| PROBLEM REQUIREMENTS |
Write out the full listing exactly as given, minus the images.

| EXERCISE MATERIALS |
──────────────────────────────

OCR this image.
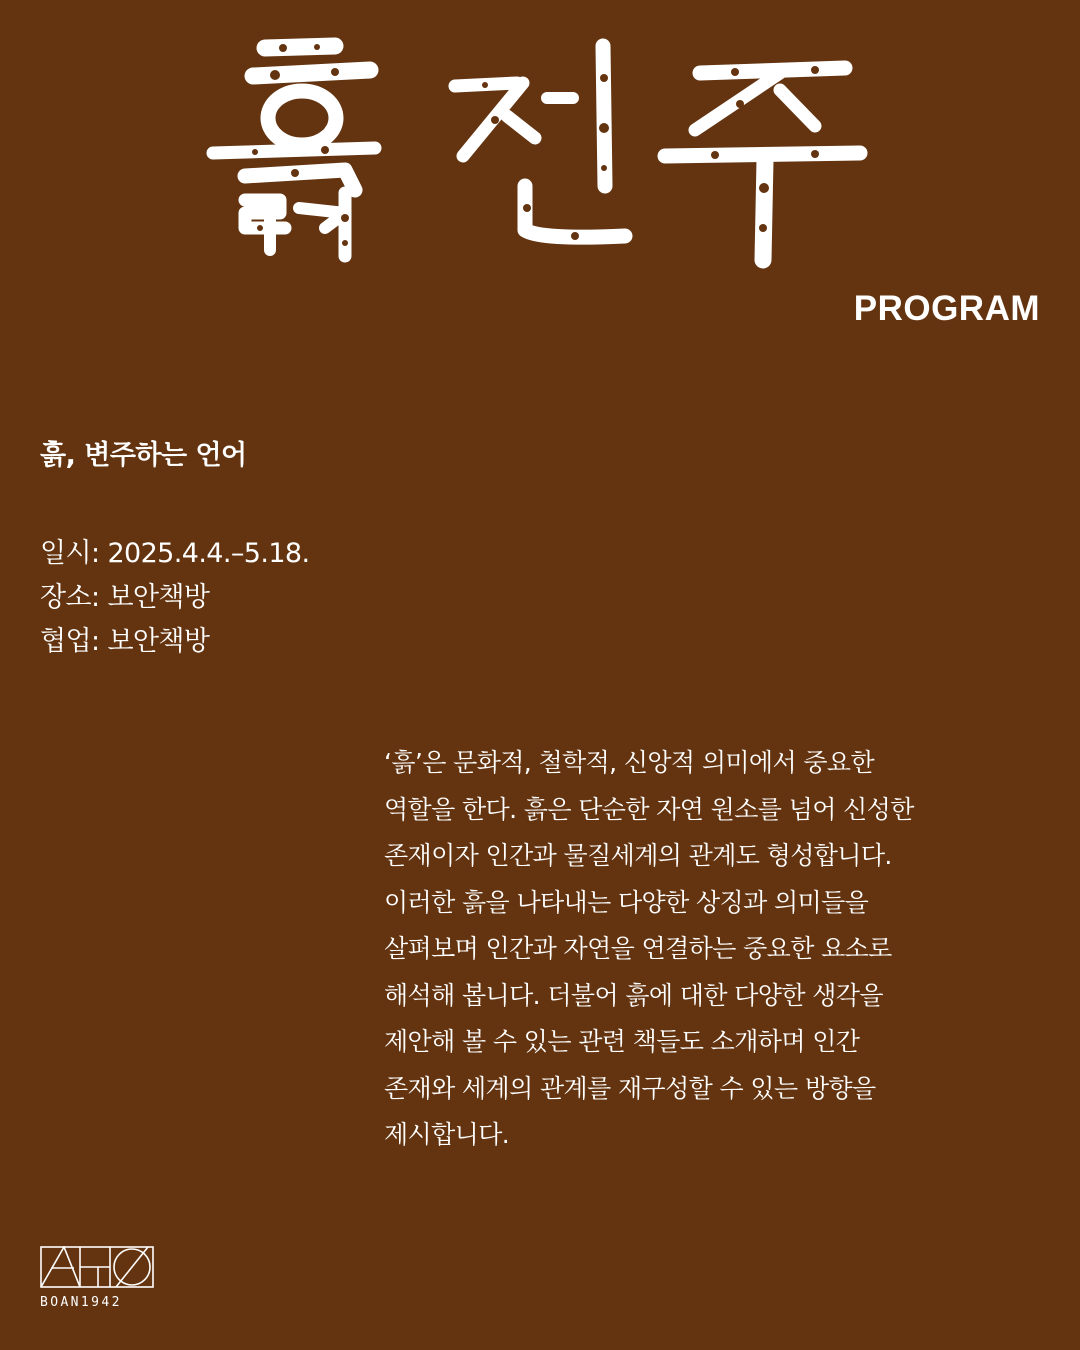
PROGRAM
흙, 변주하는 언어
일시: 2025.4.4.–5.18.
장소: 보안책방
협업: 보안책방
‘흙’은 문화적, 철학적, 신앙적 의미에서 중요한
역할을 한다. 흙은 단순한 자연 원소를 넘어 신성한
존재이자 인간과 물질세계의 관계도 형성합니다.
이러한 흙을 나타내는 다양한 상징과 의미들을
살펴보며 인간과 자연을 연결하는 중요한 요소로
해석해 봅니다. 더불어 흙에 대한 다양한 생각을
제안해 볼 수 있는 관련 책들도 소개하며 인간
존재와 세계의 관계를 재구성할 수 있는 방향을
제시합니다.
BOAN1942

──────────────────────────────

| RESPONSE |
OCR this image.
PROGRAM
흙, 변주하는 언어
일시: 2025.4.4.–5.18.
장소: 보안책방
협업: 보안책방
‘흙’은 문화적, 철학적, 신앙적 의미에서 중요한
역할을 한다. 흙은 단순한 자연 원소를 넘어 신성한
존재이자 인간과 물질세계의 관계도 형성합니다.
이러한 흙을 나타내는 다양한 상징과 의미들을
살펴보며 인간과 자연을 연결하는 중요한 요소로
해석해 봅니다. 더불어 흙에 대한 다양한 생각을
제안해 볼 수 있는 관련 책들도 소개하며 인간
존재와 세계의 관계를 재구성할 수 있는 방향을
제시합니다.
BOAN1942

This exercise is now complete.